===== EXTRACTED ENTRIES
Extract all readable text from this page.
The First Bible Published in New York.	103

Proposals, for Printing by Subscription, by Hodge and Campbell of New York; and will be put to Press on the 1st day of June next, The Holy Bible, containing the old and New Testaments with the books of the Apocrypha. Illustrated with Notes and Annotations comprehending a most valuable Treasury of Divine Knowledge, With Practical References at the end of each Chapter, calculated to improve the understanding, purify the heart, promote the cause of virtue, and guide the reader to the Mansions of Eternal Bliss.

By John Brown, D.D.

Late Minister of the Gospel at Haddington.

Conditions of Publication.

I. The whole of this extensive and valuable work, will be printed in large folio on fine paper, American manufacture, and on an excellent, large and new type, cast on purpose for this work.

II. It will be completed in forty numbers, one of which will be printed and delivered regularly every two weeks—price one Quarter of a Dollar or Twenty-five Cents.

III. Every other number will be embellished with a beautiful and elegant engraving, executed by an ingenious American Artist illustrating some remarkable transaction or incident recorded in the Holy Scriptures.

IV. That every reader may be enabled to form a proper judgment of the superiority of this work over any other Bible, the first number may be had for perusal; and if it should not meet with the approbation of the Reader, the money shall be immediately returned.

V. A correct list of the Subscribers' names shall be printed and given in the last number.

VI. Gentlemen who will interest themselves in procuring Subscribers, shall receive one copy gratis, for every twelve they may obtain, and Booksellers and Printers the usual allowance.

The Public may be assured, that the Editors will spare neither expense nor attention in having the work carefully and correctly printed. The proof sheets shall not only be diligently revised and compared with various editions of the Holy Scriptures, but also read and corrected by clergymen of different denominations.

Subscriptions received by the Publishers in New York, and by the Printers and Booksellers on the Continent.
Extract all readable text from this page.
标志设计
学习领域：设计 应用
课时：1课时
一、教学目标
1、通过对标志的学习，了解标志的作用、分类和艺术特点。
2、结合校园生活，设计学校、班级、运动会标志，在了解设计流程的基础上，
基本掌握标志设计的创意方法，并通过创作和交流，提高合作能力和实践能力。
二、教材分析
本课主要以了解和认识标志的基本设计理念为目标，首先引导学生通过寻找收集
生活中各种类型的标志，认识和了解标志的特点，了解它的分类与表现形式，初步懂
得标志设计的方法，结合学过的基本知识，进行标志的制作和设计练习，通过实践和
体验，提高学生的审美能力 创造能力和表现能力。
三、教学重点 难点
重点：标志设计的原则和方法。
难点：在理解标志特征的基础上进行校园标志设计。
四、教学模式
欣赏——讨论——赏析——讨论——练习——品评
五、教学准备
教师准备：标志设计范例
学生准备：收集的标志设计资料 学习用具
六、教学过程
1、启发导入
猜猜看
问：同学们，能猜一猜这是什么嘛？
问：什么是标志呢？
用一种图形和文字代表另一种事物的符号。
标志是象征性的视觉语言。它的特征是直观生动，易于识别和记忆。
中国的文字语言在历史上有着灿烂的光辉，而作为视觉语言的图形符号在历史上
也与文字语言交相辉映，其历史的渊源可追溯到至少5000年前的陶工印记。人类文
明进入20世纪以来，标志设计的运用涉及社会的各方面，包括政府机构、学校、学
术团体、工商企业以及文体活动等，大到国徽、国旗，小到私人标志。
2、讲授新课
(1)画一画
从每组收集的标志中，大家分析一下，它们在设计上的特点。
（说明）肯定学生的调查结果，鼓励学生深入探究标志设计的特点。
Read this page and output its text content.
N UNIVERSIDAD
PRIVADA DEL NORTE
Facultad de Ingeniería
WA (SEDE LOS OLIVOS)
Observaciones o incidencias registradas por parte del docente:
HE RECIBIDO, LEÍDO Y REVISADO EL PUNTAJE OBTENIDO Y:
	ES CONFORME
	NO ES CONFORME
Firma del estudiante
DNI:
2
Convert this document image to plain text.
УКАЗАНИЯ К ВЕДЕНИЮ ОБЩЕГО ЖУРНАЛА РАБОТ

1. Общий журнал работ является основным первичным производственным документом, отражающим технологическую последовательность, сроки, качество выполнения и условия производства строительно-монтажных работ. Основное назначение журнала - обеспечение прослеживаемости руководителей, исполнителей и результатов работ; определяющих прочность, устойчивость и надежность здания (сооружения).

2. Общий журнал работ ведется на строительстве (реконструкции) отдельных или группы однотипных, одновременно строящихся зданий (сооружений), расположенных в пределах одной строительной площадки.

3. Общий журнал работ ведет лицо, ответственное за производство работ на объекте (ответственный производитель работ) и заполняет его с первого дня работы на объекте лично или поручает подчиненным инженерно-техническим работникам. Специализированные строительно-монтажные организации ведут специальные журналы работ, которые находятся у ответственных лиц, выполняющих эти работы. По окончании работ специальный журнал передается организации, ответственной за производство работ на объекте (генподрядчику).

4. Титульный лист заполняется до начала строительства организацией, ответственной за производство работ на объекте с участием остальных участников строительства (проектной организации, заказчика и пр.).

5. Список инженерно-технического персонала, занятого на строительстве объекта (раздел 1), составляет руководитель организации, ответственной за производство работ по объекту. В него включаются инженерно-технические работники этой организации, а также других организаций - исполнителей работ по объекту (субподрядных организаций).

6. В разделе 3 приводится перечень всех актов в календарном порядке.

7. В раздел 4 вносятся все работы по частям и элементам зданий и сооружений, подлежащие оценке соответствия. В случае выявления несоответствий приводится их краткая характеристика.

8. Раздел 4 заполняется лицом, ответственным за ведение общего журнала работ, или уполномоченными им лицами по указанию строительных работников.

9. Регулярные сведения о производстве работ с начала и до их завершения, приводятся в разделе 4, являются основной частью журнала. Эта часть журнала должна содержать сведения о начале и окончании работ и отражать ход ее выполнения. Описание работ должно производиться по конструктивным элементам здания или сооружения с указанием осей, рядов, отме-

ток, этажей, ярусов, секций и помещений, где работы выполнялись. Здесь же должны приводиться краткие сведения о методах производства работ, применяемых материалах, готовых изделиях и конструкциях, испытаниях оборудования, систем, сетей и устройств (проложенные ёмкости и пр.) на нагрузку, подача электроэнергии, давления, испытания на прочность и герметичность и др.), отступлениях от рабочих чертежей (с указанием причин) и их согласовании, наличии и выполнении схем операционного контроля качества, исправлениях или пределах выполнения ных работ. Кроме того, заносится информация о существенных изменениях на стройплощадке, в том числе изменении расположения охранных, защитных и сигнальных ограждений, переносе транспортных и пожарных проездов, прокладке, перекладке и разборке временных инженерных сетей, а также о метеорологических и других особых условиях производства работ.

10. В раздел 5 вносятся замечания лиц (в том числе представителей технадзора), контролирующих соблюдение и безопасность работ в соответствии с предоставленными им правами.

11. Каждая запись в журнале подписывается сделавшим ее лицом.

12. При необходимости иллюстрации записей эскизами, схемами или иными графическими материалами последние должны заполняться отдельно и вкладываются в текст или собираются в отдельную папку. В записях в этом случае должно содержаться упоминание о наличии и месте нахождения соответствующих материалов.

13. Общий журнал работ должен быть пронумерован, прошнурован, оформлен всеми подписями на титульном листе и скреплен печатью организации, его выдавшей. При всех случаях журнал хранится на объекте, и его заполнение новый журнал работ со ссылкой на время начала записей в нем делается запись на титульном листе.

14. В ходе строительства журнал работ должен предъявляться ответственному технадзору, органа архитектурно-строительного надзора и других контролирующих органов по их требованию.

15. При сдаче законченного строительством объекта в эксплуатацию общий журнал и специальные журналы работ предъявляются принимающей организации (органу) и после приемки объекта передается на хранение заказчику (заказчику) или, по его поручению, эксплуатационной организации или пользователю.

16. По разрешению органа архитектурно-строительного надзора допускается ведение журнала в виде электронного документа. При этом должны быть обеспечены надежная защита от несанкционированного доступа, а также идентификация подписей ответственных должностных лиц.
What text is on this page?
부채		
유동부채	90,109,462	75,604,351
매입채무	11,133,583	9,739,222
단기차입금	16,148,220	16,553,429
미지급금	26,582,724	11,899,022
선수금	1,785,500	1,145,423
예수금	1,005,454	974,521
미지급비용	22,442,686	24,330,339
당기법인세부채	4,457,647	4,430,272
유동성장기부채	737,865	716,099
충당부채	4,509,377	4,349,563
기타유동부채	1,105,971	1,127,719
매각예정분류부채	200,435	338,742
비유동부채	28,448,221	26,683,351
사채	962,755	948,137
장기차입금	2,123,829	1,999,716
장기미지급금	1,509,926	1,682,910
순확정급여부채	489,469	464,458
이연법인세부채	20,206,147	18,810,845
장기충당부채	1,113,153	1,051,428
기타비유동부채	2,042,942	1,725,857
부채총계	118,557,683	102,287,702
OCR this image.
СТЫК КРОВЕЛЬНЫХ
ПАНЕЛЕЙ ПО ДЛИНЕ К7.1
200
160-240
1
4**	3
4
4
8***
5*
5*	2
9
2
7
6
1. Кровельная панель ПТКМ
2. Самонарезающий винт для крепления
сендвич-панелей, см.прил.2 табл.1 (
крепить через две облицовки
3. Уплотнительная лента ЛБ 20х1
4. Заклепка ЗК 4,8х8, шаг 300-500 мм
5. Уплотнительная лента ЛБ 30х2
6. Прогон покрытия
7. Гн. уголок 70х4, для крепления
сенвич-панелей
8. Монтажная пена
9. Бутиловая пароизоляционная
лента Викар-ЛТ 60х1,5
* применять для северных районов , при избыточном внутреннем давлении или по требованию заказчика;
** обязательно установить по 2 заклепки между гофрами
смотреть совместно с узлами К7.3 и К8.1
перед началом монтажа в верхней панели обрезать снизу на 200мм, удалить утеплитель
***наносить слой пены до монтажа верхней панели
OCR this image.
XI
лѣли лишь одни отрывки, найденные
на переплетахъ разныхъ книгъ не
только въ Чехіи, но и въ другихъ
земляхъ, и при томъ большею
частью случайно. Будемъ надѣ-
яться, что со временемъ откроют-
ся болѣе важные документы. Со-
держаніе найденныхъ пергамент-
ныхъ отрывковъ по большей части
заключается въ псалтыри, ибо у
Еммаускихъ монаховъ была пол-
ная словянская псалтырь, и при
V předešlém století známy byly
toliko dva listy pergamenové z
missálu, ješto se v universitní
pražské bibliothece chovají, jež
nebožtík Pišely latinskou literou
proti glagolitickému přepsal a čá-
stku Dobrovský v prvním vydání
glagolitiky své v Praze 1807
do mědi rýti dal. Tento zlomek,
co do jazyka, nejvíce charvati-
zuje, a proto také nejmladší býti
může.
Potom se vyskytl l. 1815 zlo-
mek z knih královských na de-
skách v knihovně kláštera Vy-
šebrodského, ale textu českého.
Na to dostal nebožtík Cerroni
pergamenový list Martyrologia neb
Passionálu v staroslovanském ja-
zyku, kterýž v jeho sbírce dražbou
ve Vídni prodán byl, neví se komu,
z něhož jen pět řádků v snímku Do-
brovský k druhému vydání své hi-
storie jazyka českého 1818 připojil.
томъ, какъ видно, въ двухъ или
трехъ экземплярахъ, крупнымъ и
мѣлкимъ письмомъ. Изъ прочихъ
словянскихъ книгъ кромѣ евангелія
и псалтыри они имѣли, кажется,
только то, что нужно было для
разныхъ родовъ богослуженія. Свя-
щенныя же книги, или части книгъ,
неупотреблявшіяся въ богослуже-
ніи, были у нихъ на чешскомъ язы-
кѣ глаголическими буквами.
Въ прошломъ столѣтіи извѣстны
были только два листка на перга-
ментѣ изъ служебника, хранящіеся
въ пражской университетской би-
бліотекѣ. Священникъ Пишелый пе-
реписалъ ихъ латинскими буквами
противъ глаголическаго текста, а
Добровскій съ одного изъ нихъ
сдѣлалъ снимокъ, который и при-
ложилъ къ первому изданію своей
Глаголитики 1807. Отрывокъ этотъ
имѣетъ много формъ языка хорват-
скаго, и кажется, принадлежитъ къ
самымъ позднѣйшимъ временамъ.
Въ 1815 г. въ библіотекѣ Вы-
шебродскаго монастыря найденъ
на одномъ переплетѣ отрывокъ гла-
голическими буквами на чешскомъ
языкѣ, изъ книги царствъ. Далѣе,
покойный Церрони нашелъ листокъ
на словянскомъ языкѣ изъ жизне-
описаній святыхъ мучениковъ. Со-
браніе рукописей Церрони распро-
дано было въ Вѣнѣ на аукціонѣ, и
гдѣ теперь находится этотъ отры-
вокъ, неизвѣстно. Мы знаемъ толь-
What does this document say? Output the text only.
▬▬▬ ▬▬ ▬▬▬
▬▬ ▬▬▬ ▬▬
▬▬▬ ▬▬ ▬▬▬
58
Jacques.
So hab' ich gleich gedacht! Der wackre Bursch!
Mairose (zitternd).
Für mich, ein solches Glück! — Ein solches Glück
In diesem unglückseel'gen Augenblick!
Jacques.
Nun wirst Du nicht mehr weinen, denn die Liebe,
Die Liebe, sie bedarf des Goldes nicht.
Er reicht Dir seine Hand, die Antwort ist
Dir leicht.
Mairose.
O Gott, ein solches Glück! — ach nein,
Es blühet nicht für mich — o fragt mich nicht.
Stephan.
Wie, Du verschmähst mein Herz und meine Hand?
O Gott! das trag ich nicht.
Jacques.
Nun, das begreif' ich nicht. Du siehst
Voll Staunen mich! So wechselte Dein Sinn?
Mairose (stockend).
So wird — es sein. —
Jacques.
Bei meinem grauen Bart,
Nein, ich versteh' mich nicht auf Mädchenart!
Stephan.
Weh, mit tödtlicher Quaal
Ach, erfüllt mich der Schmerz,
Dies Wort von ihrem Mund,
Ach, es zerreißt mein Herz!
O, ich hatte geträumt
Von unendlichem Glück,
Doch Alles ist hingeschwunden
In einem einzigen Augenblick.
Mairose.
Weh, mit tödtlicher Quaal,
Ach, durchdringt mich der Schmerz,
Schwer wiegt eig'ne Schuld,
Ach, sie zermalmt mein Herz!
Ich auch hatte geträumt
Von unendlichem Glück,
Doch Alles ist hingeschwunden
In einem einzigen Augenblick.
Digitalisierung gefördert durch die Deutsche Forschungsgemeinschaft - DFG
==========
EXERCISE BRIEF: In the entries above, find each line with the word "сооружения" and show it.

EXERCISE RESULT:
1. Общий журнал работ является основным первичным производственным документом, отражающим технологическую последовательность, сроки, качество выполнения и условия производства строительно-монтажных работ. Основное назначение журнала - обеспечение прослеживаемости руководителей, исполнителей и результатов работ; определяющих прочность, устойчивость и надежность здания (сооружения).
9. Регулярные сведения о производстве работ с начала и до их завершения, приводятся в разделе 4, являются основной частью журнала. Эта часть журнала должна содержать сведения о начале и окончании работ и отражать ход ее выполнения. Описание работ должно производиться по конструктивным элементам здания или сооружения с указанием осей, рядов, отме-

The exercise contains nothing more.